Output the data word for word, dropping every image.

§ **Material provided**:

------------------------------------

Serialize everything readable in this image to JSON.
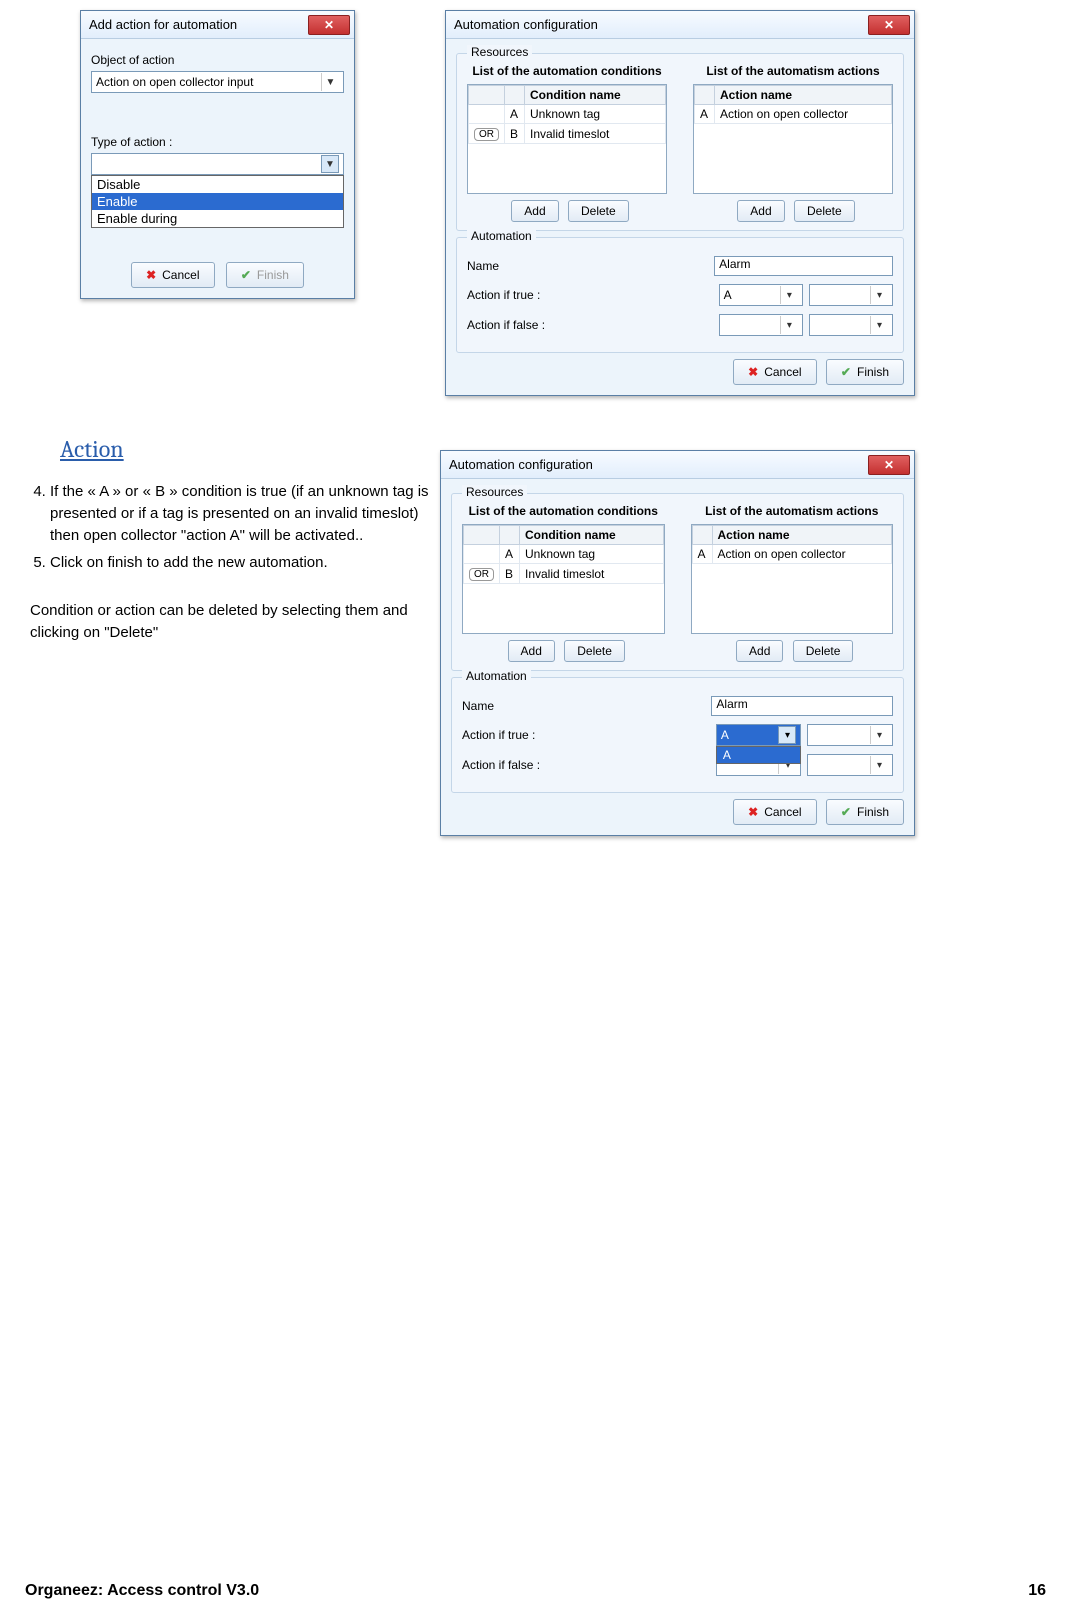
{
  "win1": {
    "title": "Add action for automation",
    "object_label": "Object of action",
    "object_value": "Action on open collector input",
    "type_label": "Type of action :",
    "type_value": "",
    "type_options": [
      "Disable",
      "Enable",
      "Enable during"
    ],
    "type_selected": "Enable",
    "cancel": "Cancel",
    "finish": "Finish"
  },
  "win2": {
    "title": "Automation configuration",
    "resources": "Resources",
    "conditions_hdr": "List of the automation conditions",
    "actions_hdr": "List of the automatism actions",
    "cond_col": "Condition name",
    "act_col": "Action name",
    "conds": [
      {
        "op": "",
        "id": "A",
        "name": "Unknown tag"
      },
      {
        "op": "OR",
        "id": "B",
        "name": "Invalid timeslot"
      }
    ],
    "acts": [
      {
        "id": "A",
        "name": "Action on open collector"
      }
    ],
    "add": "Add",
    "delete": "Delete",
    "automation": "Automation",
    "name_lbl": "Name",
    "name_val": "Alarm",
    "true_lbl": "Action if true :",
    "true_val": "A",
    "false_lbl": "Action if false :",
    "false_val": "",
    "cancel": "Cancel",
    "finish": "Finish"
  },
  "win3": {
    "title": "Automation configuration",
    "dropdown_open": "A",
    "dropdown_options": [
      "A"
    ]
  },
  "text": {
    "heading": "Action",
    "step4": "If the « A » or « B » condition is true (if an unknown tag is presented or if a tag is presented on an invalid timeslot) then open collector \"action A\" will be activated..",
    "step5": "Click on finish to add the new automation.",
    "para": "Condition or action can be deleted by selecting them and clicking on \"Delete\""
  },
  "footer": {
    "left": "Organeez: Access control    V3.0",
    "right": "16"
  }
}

------------------------------------

§ **Solution**:
Serialize everything readable in this image to JSON.
{
  "win1": {
    "title": "Add action for automation",
    "object_label": "Object of action",
    "object_value": "Action on open collector input",
    "type_label": "Type of action :",
    "type_value": "",
    "type_options": [
      "Disable",
      "Enable",
      "Enable during"
    ],
    "type_selected": "Enable",
    "cancel": "Cancel",
    "finish": "Finish"
  },
  "win2": {
    "title": "Automation configuration",
    "resources": "Resources",
    "conditions_hdr": "List of the automation conditions",
    "actions_hdr": "List of the automatism actions",
    "cond_col": "Condition name",
    "act_col": "Action name",
    "conds": [
      {
        "op": "",
        "id": "A",
        "name": "Unknown tag"
      },
      {
        "op": "OR",
        "id": "B",
        "name": "Invalid timeslot"
      }
    ],
    "acts": [
      {
        "id": "A",
        "name": "Action on open collector"
      }
    ],
    "add": "Add",
    "delete": "Delete",
    "automation": "Automation",
    "name_lbl": "Name",
    "name_val": "Alarm",
    "true_lbl": "Action if true :",
    "true_val": "A",
    "false_lbl": "Action if false :",
    "false_val": "",
    "cancel": "Cancel",
    "finish": "Finish"
  },
  "win3": {
    "title": "Automation configuration",
    "dropdown_open": "A",
    "dropdown_options": [
      "A"
    ]
  },
  "text": {
    "heading": "Action",
    "step4": "If the « A » or « B » condition is true (if an unknown tag is presented or if a tag is presented on an invalid timeslot) then open collector \"action A\" will be activated..",
    "step5": "Click on finish to add the new automation.",
    "para": "Condition or action can be deleted by selecting them and clicking on \"Delete\""
  },
  "footer": {
    "left": "Organeez: Access control    V3.0",
    "right": "16"
  }
}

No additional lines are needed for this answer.